Begin RECORDS SUPPLIED
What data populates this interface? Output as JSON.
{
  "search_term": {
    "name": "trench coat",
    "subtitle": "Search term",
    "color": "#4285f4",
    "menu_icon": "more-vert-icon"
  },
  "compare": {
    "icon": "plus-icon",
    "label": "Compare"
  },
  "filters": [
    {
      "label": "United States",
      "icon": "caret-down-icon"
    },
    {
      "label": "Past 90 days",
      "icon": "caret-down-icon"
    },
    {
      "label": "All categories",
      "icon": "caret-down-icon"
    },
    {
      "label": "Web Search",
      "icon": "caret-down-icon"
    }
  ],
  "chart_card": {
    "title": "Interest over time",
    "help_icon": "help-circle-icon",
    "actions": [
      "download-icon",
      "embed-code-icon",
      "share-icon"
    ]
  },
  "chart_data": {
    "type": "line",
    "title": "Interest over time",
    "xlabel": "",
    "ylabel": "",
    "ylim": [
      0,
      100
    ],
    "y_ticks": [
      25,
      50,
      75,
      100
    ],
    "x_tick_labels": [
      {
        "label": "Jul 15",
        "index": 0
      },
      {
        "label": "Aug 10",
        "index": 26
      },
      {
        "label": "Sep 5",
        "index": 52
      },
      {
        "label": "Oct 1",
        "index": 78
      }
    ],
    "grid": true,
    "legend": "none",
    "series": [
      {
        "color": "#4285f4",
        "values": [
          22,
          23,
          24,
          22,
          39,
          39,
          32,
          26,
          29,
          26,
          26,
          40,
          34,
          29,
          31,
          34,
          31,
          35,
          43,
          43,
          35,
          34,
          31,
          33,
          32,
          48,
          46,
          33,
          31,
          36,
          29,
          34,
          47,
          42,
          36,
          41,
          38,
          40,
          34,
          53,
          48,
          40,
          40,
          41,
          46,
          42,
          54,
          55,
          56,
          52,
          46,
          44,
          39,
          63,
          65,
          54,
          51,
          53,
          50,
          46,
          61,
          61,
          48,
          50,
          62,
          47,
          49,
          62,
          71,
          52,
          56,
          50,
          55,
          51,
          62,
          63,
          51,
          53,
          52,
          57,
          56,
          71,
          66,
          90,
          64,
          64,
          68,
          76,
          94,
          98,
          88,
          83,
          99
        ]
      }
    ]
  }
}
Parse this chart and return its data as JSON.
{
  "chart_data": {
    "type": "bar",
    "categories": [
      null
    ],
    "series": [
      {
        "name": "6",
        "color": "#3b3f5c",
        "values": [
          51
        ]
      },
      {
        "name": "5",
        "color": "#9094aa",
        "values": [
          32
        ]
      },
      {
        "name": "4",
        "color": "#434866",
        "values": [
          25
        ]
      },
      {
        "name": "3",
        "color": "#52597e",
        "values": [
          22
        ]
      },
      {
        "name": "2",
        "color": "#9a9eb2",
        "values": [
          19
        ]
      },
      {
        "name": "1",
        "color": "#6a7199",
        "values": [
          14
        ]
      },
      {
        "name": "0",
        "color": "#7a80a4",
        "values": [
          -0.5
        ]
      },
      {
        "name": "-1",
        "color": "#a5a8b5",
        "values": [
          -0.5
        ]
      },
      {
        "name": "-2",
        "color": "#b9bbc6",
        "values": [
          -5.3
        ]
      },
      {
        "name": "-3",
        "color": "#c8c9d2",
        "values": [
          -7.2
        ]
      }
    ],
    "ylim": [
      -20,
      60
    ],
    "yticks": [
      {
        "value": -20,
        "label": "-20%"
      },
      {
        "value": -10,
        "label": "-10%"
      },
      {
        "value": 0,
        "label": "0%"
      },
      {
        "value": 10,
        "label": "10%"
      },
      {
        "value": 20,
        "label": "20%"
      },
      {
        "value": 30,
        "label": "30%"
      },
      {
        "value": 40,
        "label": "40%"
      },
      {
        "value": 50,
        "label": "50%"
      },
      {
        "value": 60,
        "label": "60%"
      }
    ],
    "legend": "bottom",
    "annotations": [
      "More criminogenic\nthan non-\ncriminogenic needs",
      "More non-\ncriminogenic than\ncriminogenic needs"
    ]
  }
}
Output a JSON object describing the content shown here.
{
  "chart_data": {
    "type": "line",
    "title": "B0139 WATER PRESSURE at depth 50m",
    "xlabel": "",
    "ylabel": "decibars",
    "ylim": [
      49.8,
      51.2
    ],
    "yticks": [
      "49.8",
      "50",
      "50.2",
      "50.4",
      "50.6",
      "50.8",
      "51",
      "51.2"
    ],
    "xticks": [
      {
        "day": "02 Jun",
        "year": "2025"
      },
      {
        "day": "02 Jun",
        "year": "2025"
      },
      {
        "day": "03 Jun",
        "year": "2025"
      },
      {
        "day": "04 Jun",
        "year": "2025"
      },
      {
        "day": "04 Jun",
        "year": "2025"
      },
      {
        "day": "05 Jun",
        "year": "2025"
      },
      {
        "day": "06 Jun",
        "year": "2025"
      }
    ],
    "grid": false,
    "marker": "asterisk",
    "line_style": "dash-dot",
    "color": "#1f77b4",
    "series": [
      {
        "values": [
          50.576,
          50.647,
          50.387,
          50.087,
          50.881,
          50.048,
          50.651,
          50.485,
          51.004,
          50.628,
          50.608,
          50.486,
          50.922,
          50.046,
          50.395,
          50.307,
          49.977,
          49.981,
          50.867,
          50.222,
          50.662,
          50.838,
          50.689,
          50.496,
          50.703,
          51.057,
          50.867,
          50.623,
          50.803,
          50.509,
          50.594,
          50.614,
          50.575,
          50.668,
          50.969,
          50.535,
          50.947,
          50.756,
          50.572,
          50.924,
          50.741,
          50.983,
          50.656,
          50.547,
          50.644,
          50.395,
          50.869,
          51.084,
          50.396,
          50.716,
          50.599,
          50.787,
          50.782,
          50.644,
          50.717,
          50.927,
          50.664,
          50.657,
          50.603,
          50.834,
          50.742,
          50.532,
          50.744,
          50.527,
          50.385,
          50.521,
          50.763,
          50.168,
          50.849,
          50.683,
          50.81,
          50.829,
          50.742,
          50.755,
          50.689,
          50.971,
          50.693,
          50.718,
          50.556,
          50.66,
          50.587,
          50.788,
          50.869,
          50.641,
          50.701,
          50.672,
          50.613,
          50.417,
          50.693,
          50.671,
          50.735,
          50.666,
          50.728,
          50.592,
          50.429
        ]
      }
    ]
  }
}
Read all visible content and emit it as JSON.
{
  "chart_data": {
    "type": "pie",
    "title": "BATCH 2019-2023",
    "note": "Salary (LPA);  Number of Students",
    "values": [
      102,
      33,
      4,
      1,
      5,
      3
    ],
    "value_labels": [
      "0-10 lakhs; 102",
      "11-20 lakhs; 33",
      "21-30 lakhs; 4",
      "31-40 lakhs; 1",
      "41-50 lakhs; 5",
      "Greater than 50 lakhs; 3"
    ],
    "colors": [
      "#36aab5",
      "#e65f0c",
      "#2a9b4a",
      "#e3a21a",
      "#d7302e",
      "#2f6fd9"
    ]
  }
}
End RECORDS SUPPLIED
#### CHALLENGE
Copy the data above exactly. Every line must be included.

#### FULL OUTPUT
What data populates this interface? Output as JSON.
{
  "search_term": {
    "name": "trench coat",
    "subtitle": "Search term",
    "color": "#4285f4",
    "menu_icon": "more-vert-icon"
  },
  "compare": {
    "icon": "plus-icon",
    "label": "Compare"
  },
  "filters": [
    {
      "label": "United States",
      "icon": "caret-down-icon"
    },
    {
      "label": "Past 90 days",
      "icon": "caret-down-icon"
    },
    {
      "label": "All categories",
      "icon": "caret-down-icon"
    },
    {
      "label": "Web Search",
      "icon": "caret-down-icon"
    }
  ],
  "chart_card": {
    "title": "Interest over time",
    "help_icon": "help-circle-icon",
    "actions": [
      "download-icon",
      "embed-code-icon",
      "share-icon"
    ]
  },
  "chart_data": {
    "type": "line",
    "title": "Interest over time",
    "xlabel": "",
    "ylabel": "",
    "ylim": [
      0,
      100
    ],
    "y_ticks": [
      25,
      50,
      75,
      100
    ],
    "x_tick_labels": [
      {
        "label": "Jul 15",
        "index": 0
      },
      {
        "label": "Aug 10",
        "index": 26
      },
      {
        "label": "Sep 5",
        "index": 52
      },
      {
        "label": "Oct 1",
        "index": 78
      }
    ],
    "grid": true,
    "legend": "none",
    "series": [
      {
        "color": "#4285f4",
        "values": [
          22,
          23,
          24,
          22,
          39,
          39,
          32,
          26,
          29,
          26,
          26,
          40,
          34,
          29,
          31,
          34,
          31,
          35,
          43,
          43,
          35,
          34,
          31,
          33,
          32,
          48,
          46,
          33,
          31,
          36,
          29,
          34,
          47,
          42,
          36,
          41,
          38,
          40,
          34,
          53,
          48,
          40,
          40,
          41,
          46,
          42,
          54,
          55,
          56,
          52,
          46,
          44,
          39,
          63,
          65,
          54,
          51,
          53,
          50,
          46,
          61,
          61,
          48,
          50,
          62,
          47,
          49,
          62,
          71,
          52,
          56,
          50,
          55,
          51,
          62,
          63,
          51,
          53,
          52,
          57,
          56,
          71,
          66,
          90,
          64,
          64,
          68,
          76,
          94,
          98,
          88,
          83,
          99
        ]
      }
    ]
  }
}
Parse this chart and return its data as JSON.
{
  "chart_data": {
    "type": "bar",
    "categories": [
      null
    ],
    "series": [
      {
        "name": "6",
        "color": "#3b3f5c",
        "values": [
          51
        ]
      },
      {
        "name": "5",
        "color": "#9094aa",
        "values": [
          32
        ]
      },
      {
        "name": "4",
        "color": "#434866",
        "values": [
          25
        ]
      },
      {
        "name": "3",
        "color": "#52597e",
        "values": [
          22
        ]
      },
      {
        "name": "2",
        "color": "#9a9eb2",
        "values": [
          19
        ]
      },
      {
        "name": "1",
        "color": "#6a7199",
        "values": [
          14
        ]
      },
      {
        "name": "0",
        "color": "#7a80a4",
        "values": [
          -0.5
        ]
      },
      {
        "name": "-1",
        "color": "#a5a8b5",
        "values": [
          -0.5
        ]
      },
      {
        "name": "-2",
        "color": "#b9bbc6",
        "values": [
          -5.3
        ]
      },
      {
        "name": "-3",
        "color": "#c8c9d2",
        "values": [
          -7.2
        ]
      }
    ],
    "ylim": [
      -20,
      60
    ],
    "yticks": [
      {
        "value": -20,
        "label": "-20%"
      },
      {
        "value": -10,
        "label": "-10%"
      },
      {
        "value": 0,
        "label": "0%"
      },
      {
        "value": 10,
        "label": "10%"
      },
      {
        "value": 20,
        "label": "20%"
      },
      {
        "value": 30,
        "label": "30%"
      },
      {
        "value": 40,
        "label": "40%"
      },
      {
        "value": 50,
        "label": "50%"
      },
      {
        "value": 60,
        "label": "60%"
      }
    ],
    "legend": "bottom",
    "annotations": [
      "More criminogenic\nthan non-\ncriminogenic needs",
      "More non-\ncriminogenic than\ncriminogenic needs"
    ]
  }
}
Output a JSON object describing the content shown here.
{
  "chart_data": {
    "type": "line",
    "title": "B0139 WATER PRESSURE at depth 50m",
    "xlabel": "",
    "ylabel": "decibars",
    "ylim": [
      49.8,
      51.2
    ],
    "yticks": [
      "49.8",
      "50",
      "50.2",
      "50.4",
      "50.6",
      "50.8",
      "51",
      "51.2"
    ],
    "xticks": [
      {
        "day": "02 Jun",
        "year": "2025"
      },
      {
        "day": "02 Jun",
        "year": "2025"
      },
      {
        "day": "03 Jun",
        "year": "2025"
      },
      {
        "day": "04 Jun",
        "year": "2025"
      },
      {
        "day": "04 Jun",
        "year": "2025"
      },
      {
        "day": "05 Jun",
        "year": "2025"
      },
      {
        "day": "06 Jun",
        "year": "2025"
      }
    ],
    "grid": false,
    "marker": "asterisk",
    "line_style": "dash-dot",
    "color": "#1f77b4",
    "series": [
      {
        "values": [
          50.576,
          50.647,
          50.387,
          50.087,
          50.881,
          50.048,
          50.651,
          50.485,
          51.004,
          50.628,
          50.608,
          50.486,
          50.922,
          50.046,
          50.395,
          50.307,
          49.977,
          49.981,
          50.867,
          50.222,
          50.662,
          50.838,
          50.689,
          50.496,
          50.703,
          51.057,
          50.867,
          50.623,
          50.803,
          50.509,
          50.594,
          50.614,
          50.575,
          50.668,
          50.969,
          50.535,
          50.947,
          50.756,
          50.572,
          50.924,
          50.741,
          50.983,
          50.656,
          50.547,
          50.644,
          50.395,
          50.869,
          51.084,
          50.396,
          50.716,
          50.599,
          50.787,
          50.782,
          50.644,
          50.717,
          50.927,
          50.664,
          50.657,
          50.603,
          50.834,
          50.742,
          50.532,
          50.744,
          50.527,
          50.385,
          50.521,
          50.763,
          50.168,
          50.849,
          50.683,
          50.81,
          50.829,
          50.742,
          50.755,
          50.689,
          50.971,
          50.693,
          50.718,
          50.556,
          50.66,
          50.587,
          50.788,
          50.869,
          50.641,
          50.701,
          50.672,
          50.613,
          50.417,
          50.693,
          50.671,
          50.735,
          50.666,
          50.728,
          50.592,
          50.429
        ]
      }
    ]
  }
}
Read all visible content and emit it as JSON.
{
  "chart_data": {
    "type": "pie",
    "title": "BATCH 2019-2023",
    "note": "Salary (LPA);  Number of Students",
    "values": [
      102,
      33,
      4,
      1,
      5,
      3
    ],
    "value_labels": [
      "0-10 lakhs; 102",
      "11-20 lakhs; 33",
      "21-30 lakhs; 4",
      "31-40 lakhs; 1",
      "41-50 lakhs; 5",
      "Greater than 50 lakhs; 3"
    ],
    "colors": [
      "#36aab5",
      "#e65f0c",
      "#2a9b4a",
      "#e3a21a",
      "#d7302e",
      "#2f6fd9"
    ]
  }
}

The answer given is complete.